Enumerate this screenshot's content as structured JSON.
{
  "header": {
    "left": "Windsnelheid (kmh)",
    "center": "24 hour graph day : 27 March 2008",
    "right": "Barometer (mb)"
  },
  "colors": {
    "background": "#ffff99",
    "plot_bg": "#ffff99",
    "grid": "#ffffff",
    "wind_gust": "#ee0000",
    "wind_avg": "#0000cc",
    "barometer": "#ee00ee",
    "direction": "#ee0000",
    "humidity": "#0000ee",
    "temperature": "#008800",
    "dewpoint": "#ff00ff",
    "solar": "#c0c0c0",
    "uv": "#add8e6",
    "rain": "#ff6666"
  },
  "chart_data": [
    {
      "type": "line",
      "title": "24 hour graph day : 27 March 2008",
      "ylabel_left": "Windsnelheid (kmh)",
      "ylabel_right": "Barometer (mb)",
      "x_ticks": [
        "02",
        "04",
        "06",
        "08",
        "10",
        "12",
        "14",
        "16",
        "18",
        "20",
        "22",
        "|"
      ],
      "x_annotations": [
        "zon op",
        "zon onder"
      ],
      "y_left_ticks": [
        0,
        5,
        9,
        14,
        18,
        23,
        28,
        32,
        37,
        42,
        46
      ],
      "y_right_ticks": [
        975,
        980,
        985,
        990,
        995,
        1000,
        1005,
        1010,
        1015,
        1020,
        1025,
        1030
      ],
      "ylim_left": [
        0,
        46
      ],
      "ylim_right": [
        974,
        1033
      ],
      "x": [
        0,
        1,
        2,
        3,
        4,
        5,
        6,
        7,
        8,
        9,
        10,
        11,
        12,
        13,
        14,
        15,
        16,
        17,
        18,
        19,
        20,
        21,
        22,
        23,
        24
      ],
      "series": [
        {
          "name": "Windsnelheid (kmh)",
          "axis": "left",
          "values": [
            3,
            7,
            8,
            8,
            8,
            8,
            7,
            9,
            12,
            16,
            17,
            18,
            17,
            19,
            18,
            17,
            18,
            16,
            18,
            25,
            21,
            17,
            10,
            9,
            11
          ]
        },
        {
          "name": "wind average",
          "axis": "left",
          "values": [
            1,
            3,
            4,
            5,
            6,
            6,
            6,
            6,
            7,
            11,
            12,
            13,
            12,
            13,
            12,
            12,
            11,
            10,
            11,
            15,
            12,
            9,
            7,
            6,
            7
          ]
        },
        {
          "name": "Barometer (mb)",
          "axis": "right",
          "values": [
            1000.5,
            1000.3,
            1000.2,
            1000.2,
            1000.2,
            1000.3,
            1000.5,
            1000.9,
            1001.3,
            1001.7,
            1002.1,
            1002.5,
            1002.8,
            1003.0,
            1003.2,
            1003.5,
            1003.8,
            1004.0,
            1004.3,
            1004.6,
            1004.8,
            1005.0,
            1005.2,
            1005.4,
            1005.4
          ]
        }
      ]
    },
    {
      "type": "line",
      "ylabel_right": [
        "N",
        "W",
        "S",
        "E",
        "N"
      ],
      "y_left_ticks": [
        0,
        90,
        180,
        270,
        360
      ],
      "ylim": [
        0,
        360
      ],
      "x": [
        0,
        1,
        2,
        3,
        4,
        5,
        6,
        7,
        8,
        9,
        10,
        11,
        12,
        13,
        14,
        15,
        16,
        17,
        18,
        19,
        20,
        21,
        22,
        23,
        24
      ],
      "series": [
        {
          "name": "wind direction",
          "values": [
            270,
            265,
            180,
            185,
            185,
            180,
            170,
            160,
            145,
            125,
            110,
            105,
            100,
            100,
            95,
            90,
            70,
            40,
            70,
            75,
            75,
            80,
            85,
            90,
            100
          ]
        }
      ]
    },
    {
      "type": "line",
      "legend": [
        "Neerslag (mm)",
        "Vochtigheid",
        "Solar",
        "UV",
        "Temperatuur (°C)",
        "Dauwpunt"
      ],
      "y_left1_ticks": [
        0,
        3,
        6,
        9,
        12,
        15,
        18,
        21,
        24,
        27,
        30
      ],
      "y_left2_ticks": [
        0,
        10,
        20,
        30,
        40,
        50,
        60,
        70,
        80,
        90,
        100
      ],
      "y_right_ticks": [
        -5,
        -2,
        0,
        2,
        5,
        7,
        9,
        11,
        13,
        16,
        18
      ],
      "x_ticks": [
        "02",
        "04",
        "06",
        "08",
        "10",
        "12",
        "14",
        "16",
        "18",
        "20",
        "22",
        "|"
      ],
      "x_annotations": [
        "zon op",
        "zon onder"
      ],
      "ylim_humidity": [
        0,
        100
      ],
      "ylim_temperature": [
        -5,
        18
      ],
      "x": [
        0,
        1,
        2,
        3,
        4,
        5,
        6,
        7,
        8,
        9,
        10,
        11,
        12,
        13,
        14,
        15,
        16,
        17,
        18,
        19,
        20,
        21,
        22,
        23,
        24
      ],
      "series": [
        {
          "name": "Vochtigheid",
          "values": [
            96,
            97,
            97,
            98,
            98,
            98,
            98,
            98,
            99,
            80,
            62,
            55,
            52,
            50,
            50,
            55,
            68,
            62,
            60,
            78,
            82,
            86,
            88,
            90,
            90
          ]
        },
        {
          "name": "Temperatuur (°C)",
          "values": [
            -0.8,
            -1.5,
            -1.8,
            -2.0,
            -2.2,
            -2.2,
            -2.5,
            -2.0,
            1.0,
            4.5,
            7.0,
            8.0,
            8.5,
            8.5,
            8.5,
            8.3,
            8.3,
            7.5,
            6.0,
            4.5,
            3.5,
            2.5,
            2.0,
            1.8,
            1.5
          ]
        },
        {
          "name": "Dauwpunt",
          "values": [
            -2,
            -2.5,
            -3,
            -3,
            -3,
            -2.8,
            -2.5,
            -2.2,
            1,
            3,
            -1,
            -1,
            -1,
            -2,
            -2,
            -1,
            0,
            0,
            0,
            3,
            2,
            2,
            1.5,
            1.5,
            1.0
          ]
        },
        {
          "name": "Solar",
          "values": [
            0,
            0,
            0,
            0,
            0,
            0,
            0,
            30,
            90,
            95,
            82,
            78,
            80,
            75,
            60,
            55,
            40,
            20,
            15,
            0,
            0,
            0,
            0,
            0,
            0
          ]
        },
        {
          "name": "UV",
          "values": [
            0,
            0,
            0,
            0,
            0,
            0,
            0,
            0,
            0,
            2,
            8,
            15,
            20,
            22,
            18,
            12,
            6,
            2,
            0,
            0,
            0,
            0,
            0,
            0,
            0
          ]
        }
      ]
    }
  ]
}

◆ Aim:
Scan the material above. Copy each line where "March" occurs.

◆ Exercise output:
    "center": "24 hour graph day : 27 March 2008",
      "title": "24 hour graph day : 27 March 2008",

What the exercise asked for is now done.